DATA SHOWN.
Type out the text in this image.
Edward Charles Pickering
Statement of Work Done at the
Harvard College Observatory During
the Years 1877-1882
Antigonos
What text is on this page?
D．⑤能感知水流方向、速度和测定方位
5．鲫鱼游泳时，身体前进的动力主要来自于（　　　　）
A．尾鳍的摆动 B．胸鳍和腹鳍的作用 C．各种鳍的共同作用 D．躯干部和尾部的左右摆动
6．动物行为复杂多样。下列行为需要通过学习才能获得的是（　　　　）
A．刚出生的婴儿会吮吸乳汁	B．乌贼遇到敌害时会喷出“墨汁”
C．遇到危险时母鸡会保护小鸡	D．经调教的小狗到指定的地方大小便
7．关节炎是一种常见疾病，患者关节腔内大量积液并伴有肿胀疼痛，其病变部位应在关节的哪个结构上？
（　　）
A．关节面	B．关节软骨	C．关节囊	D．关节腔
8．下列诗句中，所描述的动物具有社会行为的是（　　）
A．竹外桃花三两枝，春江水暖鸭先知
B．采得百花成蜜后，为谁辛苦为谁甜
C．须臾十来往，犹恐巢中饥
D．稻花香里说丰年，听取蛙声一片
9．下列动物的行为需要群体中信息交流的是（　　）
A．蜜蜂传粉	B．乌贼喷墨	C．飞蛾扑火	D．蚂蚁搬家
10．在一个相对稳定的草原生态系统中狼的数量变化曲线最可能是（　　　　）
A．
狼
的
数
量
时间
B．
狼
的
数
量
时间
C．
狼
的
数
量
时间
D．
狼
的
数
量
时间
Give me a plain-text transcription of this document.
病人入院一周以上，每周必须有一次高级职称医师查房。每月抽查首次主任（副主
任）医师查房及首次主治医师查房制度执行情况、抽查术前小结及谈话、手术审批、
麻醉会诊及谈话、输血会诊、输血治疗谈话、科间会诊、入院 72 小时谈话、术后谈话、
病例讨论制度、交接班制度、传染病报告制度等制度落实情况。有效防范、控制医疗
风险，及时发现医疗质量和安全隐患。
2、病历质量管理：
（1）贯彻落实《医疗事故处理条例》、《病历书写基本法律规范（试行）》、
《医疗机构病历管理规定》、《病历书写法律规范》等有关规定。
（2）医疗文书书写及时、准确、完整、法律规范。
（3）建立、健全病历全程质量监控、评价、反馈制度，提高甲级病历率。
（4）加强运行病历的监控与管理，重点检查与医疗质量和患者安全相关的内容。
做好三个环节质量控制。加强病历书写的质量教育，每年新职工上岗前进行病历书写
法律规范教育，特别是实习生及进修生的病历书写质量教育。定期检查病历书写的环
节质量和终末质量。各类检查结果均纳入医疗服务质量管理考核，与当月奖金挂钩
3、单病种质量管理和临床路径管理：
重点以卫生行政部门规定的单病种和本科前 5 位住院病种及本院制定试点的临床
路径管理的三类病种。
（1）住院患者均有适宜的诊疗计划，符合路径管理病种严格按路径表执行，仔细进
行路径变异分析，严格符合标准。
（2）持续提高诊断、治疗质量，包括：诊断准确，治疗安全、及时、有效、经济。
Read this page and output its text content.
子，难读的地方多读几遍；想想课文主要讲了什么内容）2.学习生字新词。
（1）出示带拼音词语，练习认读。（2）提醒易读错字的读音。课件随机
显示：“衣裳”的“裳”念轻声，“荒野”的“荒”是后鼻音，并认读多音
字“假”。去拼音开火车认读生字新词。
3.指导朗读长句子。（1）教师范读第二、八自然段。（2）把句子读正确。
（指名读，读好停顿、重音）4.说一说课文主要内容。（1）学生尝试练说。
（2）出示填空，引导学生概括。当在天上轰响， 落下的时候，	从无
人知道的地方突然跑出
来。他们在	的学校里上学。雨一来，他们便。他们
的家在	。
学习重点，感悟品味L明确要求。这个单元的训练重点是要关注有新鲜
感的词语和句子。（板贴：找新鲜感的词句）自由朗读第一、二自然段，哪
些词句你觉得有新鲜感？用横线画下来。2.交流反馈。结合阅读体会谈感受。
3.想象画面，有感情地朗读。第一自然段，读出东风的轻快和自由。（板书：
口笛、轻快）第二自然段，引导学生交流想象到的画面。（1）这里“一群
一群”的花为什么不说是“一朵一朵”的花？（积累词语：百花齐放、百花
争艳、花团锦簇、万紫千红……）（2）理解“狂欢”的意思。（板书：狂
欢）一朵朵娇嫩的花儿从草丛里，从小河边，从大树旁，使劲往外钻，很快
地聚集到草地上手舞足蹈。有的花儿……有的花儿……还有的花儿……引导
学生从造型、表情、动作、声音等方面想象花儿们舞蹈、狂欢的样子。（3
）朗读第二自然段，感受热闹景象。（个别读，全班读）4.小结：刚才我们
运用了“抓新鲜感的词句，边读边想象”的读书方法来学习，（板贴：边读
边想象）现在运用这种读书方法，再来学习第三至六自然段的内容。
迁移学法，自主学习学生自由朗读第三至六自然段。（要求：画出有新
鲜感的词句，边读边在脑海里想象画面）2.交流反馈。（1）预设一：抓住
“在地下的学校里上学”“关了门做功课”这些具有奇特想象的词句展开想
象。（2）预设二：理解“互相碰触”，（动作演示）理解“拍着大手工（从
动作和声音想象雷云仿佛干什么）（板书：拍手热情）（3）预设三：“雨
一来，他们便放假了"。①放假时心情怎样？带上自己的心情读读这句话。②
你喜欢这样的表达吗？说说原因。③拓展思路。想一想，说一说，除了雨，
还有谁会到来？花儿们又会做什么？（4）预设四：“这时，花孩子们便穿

STATED PROBLEM. Report how many lines of the entries hold the string "交流反馈". Provide the number alone.

IN RESPONSE. 2